[Records from a collection]
■ ■ ■ ■

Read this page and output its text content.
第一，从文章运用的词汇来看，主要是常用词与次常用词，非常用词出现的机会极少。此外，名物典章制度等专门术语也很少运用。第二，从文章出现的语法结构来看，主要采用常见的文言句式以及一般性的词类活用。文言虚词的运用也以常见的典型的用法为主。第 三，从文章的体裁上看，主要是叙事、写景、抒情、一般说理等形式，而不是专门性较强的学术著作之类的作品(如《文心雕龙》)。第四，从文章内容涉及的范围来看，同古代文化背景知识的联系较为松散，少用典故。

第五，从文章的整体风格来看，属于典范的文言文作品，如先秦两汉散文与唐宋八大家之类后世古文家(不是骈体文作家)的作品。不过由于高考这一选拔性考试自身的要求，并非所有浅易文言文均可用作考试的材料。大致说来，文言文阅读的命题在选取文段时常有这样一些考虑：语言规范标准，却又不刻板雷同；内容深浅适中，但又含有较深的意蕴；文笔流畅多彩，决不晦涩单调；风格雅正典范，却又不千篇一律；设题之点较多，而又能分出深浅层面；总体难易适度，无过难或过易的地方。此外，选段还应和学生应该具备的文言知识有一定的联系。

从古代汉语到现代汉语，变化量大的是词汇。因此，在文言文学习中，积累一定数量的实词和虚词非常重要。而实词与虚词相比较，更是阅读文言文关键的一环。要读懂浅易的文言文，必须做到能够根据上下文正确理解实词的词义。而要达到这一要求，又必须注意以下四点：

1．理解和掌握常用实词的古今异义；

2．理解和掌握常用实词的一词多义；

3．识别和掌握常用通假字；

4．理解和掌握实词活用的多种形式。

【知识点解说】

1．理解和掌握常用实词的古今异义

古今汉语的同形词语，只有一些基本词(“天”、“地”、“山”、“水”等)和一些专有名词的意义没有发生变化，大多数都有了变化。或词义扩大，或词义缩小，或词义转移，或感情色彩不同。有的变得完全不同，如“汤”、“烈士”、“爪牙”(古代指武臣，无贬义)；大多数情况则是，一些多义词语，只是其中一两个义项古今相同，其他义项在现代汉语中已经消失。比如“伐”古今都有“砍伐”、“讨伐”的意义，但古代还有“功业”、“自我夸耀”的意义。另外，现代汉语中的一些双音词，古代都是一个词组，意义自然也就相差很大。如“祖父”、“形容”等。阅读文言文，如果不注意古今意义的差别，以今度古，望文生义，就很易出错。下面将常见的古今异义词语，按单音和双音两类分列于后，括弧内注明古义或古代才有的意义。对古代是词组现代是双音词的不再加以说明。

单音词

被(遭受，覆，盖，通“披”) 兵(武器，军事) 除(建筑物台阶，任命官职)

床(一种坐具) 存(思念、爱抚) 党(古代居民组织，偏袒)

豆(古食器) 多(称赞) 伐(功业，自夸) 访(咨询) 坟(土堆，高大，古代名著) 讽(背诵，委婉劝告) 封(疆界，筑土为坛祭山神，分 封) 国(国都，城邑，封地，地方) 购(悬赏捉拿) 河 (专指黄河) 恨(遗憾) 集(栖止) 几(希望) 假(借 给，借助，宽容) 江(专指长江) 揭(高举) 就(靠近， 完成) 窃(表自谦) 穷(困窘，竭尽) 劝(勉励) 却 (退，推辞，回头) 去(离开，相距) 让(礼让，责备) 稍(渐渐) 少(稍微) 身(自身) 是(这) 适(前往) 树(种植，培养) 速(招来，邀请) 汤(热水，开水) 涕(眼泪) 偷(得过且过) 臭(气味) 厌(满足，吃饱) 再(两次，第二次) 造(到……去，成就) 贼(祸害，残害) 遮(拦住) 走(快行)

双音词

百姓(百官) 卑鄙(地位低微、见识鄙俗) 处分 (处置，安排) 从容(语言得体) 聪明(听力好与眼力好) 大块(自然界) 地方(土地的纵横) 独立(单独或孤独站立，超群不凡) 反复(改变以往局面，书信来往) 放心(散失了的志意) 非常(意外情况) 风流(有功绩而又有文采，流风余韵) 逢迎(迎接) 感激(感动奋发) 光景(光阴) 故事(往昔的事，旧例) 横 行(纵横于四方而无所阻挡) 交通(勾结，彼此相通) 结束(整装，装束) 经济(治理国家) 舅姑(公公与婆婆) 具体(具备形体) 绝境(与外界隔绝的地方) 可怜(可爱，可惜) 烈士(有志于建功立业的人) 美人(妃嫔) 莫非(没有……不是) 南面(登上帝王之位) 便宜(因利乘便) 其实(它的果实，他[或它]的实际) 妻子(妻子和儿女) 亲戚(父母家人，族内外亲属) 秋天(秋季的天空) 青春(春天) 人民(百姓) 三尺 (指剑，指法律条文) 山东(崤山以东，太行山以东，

■ ■ ■ ■

§ Problem to solve
Each line in the data that holds the string "理解和掌握常用实词的古今异义" should be found and copied.

§ Finished answer
1．理解和掌握常用实词的古今异义；
1．理解和掌握常用实词的古今异义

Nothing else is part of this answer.